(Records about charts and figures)
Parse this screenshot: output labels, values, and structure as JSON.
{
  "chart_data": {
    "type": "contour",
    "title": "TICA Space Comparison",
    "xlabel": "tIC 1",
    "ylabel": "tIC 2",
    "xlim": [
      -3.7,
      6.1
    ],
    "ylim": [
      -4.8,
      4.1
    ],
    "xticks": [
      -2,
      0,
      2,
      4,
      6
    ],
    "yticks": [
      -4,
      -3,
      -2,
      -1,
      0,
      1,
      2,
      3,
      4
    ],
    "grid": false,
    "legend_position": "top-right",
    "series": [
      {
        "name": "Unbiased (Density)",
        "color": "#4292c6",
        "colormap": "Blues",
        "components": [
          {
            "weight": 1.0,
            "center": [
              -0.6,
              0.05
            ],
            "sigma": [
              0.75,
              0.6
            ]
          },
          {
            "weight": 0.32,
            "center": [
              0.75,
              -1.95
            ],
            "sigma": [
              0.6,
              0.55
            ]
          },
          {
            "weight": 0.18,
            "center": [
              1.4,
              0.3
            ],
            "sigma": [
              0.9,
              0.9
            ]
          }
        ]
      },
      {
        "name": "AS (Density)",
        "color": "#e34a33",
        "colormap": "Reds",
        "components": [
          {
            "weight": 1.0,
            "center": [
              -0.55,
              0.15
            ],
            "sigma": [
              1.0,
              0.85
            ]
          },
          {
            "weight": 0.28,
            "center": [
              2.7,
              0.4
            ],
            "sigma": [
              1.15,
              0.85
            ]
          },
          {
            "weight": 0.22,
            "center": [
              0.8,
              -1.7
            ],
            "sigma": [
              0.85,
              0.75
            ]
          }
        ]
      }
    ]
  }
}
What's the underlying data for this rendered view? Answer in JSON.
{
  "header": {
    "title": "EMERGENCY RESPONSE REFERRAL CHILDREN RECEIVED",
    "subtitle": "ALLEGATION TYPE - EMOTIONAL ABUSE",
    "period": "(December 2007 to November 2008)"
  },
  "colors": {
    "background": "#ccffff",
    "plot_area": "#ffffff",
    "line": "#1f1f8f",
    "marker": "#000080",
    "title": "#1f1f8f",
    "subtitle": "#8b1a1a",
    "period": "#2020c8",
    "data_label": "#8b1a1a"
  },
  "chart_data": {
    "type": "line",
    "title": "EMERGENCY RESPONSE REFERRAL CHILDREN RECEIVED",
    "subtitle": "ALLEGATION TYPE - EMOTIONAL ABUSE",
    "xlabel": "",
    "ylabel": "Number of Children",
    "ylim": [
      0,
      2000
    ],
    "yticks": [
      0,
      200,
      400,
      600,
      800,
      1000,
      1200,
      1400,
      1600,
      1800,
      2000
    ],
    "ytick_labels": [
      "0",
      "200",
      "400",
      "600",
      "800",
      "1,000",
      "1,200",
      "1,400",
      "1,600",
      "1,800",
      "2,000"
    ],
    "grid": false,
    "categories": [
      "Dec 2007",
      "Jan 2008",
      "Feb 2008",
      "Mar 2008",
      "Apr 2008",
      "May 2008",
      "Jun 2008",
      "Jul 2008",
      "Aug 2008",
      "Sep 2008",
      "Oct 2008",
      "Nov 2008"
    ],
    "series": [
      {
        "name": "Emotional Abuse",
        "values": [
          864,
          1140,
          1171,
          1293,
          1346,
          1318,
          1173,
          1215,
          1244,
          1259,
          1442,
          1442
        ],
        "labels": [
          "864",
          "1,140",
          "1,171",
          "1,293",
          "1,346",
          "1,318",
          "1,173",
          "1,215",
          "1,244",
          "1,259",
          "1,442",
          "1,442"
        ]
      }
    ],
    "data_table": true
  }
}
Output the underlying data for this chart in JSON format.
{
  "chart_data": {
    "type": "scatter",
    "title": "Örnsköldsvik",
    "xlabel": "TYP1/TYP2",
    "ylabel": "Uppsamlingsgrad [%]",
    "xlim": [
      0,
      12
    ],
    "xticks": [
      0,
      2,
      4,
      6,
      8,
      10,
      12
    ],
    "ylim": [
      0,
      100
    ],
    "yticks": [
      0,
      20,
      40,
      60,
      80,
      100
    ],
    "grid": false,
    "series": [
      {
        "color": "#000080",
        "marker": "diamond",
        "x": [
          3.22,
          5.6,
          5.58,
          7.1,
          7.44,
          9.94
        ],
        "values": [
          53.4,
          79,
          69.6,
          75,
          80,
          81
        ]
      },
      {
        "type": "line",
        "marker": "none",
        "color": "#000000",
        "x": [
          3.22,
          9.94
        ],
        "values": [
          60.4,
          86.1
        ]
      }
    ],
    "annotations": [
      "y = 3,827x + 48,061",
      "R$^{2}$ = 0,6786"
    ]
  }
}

- [What you are asked to do] For each line above that contains the word "weight", copy that line.

- [Result below]
            "weight": 1.0,
            "weight": 0.32,
            "weight": 0.18,
            "weight": 1.0,
            "weight": 0.28,
            "weight": 0.22,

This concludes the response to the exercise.